Exercise instructions: Sort through the entries below and pull out lines containing the word "катастроф".

Items from a dataset
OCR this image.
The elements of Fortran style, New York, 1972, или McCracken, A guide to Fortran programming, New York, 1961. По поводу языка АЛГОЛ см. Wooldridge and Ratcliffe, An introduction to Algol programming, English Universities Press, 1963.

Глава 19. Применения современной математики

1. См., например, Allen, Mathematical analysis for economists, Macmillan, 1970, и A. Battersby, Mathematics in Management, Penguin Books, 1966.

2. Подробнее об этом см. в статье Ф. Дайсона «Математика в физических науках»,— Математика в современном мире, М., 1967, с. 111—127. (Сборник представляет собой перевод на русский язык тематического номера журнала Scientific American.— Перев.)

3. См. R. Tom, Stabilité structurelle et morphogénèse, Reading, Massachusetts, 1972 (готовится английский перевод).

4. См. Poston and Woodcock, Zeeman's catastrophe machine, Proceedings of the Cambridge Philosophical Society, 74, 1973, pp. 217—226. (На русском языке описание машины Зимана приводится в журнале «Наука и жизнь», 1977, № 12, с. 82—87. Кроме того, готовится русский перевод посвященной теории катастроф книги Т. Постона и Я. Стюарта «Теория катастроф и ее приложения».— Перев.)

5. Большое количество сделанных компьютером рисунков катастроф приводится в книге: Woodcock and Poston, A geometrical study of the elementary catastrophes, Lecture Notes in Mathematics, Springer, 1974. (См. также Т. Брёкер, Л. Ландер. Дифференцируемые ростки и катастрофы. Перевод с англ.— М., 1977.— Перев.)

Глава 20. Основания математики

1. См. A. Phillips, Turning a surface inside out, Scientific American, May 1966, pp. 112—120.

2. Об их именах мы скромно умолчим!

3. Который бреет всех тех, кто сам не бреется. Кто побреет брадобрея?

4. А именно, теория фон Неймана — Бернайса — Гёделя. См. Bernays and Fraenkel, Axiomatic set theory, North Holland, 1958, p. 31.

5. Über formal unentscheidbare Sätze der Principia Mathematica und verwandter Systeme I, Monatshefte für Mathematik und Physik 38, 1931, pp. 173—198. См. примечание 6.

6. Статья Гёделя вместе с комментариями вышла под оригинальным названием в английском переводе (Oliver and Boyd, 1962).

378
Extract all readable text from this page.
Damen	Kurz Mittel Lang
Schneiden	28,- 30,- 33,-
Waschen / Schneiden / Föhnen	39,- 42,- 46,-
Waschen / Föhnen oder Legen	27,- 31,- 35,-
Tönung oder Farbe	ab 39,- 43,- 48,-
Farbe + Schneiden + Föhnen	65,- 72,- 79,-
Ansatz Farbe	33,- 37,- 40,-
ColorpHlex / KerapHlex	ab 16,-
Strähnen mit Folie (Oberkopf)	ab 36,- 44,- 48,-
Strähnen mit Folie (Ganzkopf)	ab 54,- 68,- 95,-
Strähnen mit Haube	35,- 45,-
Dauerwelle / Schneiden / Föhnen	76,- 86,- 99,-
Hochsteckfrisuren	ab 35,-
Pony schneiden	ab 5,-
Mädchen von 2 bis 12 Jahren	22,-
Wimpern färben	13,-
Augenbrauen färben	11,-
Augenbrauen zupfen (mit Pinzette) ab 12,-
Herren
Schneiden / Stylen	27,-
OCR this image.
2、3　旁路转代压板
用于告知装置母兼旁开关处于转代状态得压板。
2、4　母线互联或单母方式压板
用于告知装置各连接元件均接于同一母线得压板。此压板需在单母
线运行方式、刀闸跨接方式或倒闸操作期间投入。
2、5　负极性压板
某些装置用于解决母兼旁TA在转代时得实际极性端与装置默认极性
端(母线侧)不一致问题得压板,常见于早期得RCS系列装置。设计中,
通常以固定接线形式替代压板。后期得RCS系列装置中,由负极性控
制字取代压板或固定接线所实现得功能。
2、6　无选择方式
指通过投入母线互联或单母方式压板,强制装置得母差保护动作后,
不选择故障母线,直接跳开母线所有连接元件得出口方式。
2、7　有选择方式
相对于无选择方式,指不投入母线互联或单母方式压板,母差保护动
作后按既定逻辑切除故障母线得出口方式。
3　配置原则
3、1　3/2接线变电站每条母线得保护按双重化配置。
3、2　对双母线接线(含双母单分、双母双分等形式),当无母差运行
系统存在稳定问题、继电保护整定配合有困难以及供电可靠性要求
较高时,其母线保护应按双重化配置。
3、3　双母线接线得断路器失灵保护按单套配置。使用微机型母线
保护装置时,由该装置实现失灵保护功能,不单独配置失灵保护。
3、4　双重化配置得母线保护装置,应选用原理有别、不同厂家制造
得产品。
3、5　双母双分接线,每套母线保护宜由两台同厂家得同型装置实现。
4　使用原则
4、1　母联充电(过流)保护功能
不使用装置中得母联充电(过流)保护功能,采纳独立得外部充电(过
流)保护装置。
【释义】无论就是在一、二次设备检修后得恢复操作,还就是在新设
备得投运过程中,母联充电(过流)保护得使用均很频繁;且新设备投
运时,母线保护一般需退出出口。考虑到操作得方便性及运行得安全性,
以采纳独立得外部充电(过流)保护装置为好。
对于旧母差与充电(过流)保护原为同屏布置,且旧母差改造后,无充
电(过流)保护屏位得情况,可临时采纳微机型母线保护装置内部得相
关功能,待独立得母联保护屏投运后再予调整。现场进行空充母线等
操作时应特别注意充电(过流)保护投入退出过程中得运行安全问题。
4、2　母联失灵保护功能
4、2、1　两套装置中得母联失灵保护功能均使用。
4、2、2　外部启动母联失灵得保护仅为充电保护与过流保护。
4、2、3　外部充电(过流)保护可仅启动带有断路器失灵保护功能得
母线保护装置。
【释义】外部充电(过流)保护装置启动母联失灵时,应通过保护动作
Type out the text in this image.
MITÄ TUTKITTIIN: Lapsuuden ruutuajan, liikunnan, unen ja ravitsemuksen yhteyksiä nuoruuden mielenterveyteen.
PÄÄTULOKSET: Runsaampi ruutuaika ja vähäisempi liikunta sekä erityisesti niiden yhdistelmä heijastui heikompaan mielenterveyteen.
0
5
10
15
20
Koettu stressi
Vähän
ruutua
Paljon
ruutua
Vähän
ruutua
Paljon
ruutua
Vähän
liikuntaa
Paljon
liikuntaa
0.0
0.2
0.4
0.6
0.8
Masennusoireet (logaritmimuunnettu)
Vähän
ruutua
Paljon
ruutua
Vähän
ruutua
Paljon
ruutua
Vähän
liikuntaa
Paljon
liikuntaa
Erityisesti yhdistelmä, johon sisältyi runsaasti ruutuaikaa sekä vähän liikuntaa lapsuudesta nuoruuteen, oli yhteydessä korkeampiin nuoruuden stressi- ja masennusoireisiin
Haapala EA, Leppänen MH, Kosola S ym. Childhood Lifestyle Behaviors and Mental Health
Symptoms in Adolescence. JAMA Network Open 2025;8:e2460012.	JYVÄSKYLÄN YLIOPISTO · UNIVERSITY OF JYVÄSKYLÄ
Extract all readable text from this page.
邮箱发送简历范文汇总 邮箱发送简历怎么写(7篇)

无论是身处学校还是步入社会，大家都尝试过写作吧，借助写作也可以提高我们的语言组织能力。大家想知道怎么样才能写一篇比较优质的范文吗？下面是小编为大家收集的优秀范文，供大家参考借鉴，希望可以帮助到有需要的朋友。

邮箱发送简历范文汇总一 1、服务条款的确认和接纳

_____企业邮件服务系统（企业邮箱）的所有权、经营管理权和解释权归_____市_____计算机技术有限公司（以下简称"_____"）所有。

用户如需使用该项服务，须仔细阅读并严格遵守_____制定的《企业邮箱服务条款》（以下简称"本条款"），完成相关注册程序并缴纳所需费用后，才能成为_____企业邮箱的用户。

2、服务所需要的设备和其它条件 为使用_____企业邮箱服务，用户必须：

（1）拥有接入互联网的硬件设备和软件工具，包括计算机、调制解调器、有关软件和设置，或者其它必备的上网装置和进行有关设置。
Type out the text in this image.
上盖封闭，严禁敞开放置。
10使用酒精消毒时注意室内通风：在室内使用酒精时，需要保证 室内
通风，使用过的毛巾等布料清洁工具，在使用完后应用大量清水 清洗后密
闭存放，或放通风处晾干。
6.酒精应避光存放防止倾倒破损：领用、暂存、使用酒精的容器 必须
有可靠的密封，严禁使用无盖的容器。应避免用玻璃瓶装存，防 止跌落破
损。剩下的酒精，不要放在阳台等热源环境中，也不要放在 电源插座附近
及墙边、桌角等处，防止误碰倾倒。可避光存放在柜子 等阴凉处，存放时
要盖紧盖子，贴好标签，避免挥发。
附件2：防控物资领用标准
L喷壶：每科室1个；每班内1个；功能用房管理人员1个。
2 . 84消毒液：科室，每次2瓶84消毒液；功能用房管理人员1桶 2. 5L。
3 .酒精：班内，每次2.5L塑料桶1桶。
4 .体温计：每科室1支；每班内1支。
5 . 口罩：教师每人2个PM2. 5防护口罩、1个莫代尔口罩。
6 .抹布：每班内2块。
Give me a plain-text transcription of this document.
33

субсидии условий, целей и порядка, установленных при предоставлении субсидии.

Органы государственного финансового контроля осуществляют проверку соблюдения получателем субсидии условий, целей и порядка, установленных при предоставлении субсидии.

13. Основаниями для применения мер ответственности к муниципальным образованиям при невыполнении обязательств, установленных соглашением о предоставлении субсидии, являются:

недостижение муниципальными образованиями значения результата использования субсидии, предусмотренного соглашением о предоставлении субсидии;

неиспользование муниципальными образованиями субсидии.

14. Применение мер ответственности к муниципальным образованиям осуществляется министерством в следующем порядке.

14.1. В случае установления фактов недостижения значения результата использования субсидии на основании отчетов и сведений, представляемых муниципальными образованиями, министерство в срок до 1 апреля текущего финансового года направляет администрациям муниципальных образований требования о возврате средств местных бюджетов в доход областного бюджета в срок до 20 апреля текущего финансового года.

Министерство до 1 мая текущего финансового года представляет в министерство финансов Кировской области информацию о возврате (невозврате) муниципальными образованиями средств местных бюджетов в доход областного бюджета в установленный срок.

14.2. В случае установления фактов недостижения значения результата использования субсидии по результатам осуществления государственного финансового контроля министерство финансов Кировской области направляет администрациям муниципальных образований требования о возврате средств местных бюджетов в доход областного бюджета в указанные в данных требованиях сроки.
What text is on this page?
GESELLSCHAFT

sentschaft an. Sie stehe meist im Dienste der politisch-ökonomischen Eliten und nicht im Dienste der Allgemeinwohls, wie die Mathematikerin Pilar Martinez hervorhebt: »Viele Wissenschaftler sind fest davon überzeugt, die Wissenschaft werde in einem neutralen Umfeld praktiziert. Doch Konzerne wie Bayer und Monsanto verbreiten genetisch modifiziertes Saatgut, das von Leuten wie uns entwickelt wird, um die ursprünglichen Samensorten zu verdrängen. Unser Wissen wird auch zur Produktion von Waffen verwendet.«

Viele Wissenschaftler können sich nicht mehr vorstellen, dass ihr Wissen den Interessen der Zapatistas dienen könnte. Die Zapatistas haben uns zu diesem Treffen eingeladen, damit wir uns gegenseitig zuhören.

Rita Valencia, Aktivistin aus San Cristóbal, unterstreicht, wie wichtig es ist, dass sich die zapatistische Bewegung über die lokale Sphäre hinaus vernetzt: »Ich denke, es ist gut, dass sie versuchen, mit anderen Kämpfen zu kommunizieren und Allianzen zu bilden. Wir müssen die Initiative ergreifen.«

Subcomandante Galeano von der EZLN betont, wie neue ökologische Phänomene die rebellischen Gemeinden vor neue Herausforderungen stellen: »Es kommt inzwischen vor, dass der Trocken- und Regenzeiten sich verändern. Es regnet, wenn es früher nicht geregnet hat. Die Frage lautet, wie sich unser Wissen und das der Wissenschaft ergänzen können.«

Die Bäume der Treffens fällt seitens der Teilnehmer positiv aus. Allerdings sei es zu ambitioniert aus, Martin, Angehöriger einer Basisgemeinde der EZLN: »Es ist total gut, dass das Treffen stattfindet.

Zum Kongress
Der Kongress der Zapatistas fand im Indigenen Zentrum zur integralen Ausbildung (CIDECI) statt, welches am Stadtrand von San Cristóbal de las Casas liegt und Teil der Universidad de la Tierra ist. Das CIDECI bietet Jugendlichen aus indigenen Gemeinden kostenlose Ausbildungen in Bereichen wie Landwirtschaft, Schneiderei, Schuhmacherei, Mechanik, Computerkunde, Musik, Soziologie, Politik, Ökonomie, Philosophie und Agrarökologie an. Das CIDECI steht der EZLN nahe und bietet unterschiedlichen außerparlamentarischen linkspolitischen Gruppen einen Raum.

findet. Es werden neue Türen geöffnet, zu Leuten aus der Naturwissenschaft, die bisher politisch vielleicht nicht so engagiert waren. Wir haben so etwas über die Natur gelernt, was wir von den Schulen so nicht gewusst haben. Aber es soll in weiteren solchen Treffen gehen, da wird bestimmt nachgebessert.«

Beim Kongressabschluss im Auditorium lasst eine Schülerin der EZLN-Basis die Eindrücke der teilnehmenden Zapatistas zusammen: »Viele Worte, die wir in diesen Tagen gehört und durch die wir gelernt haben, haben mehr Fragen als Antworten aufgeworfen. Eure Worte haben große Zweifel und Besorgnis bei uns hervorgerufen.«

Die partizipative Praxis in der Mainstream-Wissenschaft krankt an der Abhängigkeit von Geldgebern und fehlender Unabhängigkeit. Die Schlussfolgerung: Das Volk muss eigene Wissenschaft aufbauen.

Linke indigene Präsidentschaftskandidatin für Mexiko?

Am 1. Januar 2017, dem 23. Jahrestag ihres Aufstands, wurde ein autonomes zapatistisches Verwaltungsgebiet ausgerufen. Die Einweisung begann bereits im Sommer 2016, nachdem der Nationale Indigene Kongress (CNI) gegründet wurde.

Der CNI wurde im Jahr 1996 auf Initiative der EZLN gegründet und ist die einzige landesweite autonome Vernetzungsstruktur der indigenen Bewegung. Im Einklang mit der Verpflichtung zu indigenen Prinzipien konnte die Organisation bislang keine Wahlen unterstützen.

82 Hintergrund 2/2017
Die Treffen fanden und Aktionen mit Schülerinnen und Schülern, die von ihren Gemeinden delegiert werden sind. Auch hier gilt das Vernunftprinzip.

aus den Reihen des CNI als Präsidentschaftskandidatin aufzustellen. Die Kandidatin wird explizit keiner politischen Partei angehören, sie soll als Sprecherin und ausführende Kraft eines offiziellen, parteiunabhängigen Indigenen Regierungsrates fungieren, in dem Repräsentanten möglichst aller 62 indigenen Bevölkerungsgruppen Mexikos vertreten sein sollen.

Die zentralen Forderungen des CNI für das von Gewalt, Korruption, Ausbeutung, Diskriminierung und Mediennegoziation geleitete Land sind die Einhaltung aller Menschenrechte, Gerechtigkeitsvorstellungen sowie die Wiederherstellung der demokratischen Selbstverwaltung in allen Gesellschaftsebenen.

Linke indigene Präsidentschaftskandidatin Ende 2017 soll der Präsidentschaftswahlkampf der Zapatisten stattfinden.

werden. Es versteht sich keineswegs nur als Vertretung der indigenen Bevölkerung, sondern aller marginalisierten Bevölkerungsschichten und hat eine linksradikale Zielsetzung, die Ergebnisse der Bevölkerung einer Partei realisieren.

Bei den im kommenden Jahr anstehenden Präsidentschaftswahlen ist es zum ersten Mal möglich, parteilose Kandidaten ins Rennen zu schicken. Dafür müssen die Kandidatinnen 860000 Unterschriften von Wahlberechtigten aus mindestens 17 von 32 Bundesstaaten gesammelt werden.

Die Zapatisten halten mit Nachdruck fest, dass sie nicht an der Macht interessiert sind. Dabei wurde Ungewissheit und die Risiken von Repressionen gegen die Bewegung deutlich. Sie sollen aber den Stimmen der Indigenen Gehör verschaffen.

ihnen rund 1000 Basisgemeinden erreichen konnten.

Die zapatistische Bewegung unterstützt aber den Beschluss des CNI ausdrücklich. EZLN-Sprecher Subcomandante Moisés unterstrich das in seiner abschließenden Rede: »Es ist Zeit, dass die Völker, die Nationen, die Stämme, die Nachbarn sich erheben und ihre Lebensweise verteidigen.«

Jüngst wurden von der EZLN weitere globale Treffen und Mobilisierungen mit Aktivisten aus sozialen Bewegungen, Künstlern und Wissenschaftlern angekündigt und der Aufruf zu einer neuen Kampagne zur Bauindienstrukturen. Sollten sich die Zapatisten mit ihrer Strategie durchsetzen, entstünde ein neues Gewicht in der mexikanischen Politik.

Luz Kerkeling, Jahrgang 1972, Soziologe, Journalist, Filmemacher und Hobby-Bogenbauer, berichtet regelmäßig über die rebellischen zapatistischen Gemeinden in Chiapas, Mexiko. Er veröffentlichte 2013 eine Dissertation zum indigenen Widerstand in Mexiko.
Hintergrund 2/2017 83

Exercise result:
4. См. Poston and Woodcock, Zeeman's catastrophe machine, Proceedings of the Cambridge Philosophical Society, 74, 1973, pp. 217—226. (На русском языке описание машины Зимана приводится в журнале «Наука и жизнь», 1977, № 12, с. 82—87. Кроме того, готовится русский перевод посвященной теории катастроф книги Т. Постона и Я. Стюарта «Теория катастроф и ее приложения».— Перев.)
5. Большое количество сделанных компьютером рисунков катастроф приводится в книге: Woodcock and Poston, A geometrical study of the elementary catastrophes, Lecture Notes in Mathematics, Springer, 1974. (См. также Т. Брёкер, Л. Ландер. Дифференцируемые ростки и катастрофы. Перевод с англ.— М., 1977.— Перев.)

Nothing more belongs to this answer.